▶ [Instructions for the task]: Below are some records; give them all again exactly, but not the pictures.
***** The records
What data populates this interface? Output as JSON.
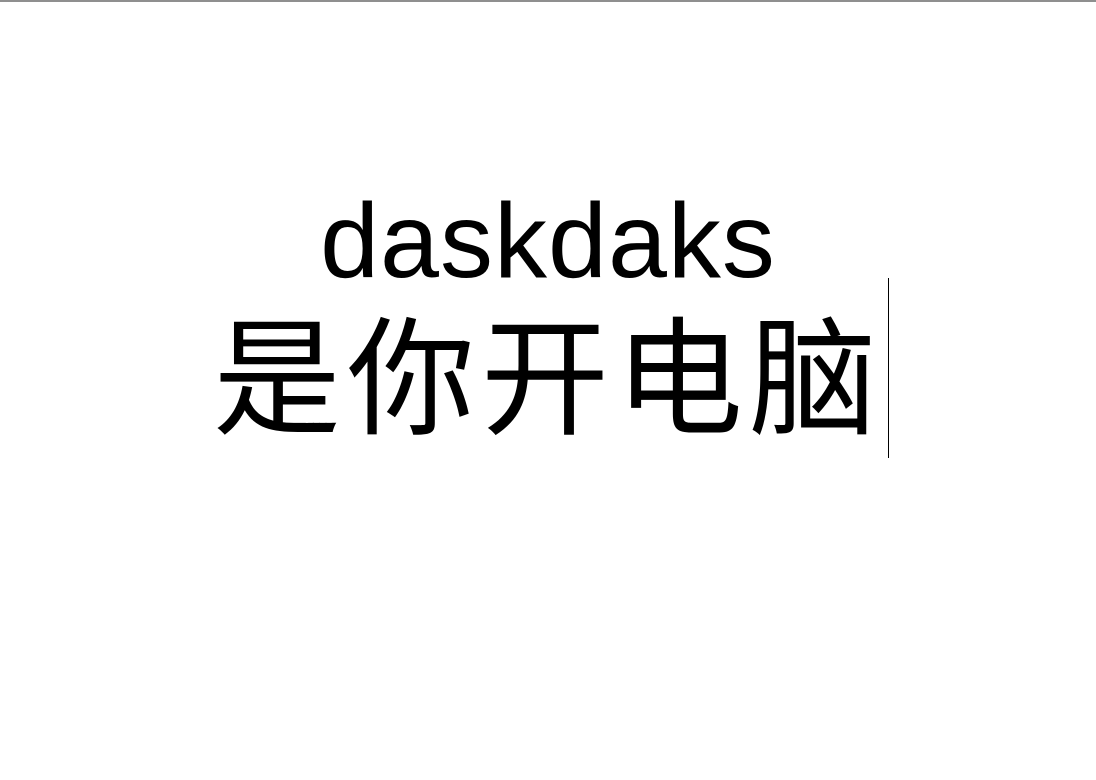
{
  "document": {
    "line1": "daskdaks",
    "line2": "是你开电脑"
  },
  "colors": {
    "background": "#ffffff",
    "text": "#000000",
    "top_border": "#8f8f8f"
  }
}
**********
▶ [Exercise output]:
What data populates this interface? Output as JSON.
{
  "document": {
    "line1": "daskdaks",
    "line2": "是你开电脑"
  },
  "colors": {
    "background": "#ffffff",
    "text": "#000000",
    "top_border": "#8f8f8f"
  }
}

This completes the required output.